▸ **What is required**:
Find how many lines in the data below include the word "chart", then write only that number.

▸ **Items from a data source**:
— begin —

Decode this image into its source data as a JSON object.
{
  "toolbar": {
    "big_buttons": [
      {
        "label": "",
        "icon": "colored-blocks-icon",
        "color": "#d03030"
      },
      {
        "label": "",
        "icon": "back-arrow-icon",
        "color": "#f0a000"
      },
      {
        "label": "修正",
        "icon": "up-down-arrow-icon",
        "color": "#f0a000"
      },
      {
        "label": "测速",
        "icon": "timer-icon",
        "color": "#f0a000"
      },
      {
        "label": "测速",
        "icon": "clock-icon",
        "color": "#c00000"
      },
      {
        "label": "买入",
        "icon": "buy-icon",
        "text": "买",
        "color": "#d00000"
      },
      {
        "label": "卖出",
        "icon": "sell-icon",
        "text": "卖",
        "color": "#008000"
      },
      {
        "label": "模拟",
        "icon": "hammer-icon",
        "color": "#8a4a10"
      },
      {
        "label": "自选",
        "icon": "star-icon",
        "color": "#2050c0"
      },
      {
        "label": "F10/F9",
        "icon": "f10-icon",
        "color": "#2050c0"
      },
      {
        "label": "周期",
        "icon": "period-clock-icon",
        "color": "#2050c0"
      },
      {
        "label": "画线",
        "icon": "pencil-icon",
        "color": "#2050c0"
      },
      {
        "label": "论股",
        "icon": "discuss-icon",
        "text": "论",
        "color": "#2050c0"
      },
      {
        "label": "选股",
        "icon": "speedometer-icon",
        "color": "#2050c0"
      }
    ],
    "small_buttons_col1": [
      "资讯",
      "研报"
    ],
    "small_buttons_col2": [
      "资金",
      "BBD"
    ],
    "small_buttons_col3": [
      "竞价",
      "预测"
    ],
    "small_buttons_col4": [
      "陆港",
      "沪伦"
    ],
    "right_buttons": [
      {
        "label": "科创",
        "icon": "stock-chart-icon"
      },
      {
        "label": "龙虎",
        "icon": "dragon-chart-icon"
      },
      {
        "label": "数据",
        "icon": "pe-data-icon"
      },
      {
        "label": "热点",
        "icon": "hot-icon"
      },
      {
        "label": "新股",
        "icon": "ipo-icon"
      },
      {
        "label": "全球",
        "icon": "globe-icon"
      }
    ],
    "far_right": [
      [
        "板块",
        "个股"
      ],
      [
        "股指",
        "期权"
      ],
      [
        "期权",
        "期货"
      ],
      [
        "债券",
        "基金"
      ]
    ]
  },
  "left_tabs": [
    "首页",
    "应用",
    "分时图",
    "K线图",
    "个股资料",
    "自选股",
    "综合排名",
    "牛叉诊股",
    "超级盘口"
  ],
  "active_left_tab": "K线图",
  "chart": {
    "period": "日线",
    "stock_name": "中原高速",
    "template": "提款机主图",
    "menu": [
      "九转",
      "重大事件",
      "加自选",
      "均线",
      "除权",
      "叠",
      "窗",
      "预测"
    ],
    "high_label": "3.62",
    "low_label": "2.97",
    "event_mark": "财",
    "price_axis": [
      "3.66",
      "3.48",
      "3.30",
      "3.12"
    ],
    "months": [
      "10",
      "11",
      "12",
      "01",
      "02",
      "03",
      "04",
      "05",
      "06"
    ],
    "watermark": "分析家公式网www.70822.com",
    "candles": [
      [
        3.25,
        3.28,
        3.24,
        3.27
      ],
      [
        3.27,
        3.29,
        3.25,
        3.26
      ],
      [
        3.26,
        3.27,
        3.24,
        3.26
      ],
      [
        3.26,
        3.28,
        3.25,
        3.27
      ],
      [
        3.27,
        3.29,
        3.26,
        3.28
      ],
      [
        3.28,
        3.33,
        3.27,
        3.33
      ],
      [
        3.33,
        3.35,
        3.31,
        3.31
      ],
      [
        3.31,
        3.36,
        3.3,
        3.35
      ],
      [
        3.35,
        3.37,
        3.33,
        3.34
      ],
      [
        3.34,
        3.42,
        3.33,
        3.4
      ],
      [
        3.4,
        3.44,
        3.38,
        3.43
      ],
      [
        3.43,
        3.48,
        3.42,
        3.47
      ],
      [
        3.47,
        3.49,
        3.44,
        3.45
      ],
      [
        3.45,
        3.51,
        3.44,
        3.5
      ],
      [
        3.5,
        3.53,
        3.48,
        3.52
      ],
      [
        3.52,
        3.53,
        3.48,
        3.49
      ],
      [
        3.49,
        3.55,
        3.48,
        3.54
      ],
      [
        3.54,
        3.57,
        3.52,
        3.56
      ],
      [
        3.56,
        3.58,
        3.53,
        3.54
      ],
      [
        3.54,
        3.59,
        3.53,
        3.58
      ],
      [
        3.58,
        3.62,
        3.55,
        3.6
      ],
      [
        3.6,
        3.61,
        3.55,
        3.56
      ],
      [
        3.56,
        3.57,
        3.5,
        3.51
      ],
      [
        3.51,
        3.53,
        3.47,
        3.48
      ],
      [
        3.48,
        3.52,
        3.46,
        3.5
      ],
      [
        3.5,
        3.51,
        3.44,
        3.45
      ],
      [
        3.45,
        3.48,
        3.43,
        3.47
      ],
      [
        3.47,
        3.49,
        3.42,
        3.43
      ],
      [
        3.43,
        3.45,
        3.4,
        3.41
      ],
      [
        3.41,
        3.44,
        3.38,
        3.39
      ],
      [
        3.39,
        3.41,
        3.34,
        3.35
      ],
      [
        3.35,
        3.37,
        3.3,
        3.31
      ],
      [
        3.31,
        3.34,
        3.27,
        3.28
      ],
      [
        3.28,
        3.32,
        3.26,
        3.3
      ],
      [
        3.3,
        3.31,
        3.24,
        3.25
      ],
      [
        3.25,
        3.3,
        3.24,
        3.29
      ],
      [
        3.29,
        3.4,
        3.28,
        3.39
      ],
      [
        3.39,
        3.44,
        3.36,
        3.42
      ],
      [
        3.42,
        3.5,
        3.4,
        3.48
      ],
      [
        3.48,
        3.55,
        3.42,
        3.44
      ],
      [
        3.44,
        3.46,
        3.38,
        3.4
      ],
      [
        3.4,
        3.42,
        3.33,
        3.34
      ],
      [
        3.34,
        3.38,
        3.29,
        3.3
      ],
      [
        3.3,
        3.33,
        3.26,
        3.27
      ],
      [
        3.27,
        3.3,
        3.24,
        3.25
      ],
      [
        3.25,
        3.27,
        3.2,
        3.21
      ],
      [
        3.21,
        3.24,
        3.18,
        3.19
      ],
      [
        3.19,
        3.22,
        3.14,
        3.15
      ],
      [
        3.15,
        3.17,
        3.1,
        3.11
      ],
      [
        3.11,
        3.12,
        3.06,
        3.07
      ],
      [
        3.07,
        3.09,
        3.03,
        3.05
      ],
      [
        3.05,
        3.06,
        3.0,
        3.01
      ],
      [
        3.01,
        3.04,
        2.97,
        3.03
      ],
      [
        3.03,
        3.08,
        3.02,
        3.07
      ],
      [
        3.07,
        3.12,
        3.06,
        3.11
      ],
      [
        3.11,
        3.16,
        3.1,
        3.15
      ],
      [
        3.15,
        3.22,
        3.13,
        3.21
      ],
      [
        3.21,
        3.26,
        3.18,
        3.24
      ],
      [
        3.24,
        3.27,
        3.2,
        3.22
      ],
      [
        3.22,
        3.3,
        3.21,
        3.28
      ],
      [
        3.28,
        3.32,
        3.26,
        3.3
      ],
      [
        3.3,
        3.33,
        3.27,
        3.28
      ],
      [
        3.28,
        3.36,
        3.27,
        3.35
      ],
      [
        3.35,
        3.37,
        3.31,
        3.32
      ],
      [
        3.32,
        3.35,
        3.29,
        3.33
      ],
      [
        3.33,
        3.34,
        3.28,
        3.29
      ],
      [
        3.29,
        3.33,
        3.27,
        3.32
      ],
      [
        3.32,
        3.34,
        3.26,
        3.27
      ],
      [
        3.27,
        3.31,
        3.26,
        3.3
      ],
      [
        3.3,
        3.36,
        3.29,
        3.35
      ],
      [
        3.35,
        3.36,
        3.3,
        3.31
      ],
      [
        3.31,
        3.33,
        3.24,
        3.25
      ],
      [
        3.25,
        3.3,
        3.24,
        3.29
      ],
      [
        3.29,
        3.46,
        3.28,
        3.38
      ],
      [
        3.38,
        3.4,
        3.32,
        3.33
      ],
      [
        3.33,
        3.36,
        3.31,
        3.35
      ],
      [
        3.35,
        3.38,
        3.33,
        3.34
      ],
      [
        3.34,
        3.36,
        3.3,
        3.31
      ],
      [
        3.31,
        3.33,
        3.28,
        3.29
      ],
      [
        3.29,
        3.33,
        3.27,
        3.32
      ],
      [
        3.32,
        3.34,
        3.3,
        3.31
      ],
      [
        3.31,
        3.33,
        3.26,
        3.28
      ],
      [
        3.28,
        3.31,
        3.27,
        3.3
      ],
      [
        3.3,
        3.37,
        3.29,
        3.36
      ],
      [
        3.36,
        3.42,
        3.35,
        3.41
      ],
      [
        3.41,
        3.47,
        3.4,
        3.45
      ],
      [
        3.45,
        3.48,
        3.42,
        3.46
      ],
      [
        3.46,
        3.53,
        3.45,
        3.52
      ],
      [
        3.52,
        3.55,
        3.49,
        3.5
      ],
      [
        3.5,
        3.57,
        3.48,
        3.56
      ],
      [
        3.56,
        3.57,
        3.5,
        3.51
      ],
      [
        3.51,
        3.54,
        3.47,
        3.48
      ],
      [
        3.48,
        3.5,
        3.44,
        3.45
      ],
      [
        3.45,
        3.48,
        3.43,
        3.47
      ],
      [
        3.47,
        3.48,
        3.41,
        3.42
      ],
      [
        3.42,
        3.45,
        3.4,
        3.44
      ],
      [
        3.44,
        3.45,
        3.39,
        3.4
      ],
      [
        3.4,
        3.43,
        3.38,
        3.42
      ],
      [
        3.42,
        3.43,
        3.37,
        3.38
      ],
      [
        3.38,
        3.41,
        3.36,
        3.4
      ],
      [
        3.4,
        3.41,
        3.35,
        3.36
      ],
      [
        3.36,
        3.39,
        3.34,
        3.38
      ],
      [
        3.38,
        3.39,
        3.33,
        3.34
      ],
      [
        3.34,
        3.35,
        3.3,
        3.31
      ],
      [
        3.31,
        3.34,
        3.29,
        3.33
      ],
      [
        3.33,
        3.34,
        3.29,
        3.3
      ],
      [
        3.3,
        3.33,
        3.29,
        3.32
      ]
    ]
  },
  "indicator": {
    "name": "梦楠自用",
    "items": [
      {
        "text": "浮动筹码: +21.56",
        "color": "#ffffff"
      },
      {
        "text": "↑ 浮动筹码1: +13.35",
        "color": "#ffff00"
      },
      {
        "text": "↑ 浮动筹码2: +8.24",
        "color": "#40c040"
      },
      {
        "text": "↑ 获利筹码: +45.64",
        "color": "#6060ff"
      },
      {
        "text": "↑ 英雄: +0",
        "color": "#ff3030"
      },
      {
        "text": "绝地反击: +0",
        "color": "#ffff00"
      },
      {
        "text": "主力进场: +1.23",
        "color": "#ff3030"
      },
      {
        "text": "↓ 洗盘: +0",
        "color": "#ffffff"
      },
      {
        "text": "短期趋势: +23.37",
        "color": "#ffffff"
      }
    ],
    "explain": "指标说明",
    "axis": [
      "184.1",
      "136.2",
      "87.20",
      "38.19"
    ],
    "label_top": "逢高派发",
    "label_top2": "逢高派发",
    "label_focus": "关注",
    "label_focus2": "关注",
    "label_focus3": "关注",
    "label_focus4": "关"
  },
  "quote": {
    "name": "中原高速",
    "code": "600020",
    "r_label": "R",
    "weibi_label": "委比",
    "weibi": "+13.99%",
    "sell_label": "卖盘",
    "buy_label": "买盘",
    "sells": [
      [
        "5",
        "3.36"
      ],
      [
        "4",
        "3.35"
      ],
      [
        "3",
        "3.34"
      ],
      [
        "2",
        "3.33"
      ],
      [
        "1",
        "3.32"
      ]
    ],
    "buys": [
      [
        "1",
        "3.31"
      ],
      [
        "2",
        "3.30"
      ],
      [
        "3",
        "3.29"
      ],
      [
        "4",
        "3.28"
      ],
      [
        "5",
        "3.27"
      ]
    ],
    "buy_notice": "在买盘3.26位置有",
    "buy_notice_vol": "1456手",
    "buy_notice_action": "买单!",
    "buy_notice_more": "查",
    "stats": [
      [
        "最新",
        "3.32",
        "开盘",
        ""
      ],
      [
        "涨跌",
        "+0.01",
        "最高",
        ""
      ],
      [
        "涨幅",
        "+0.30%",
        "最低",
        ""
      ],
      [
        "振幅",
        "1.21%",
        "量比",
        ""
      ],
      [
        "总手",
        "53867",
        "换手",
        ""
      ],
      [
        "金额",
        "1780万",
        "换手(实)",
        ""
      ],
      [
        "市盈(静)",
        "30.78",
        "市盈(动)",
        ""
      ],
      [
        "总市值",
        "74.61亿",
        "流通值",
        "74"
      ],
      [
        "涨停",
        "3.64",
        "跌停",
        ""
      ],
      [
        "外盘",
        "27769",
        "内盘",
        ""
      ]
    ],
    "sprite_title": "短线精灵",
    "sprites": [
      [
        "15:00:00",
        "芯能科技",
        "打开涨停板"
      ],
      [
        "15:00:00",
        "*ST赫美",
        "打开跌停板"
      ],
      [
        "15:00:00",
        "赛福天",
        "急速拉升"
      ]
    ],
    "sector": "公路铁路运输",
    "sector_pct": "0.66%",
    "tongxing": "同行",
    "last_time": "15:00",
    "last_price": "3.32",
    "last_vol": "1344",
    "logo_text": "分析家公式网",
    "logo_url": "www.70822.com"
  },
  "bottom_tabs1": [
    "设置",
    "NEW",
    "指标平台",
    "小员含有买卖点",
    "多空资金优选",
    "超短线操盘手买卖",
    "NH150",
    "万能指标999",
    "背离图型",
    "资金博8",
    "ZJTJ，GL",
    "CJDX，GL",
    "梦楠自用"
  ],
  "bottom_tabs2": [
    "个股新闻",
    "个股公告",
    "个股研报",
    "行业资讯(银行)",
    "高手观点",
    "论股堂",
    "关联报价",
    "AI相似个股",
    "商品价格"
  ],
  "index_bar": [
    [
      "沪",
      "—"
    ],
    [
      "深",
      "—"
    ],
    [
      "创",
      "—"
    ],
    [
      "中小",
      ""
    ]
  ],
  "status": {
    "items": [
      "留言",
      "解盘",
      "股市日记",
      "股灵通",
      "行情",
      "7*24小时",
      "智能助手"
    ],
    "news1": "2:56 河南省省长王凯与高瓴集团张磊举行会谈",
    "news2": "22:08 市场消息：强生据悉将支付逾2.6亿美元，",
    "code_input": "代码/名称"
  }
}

— end —

▸ **Exercise output**:
3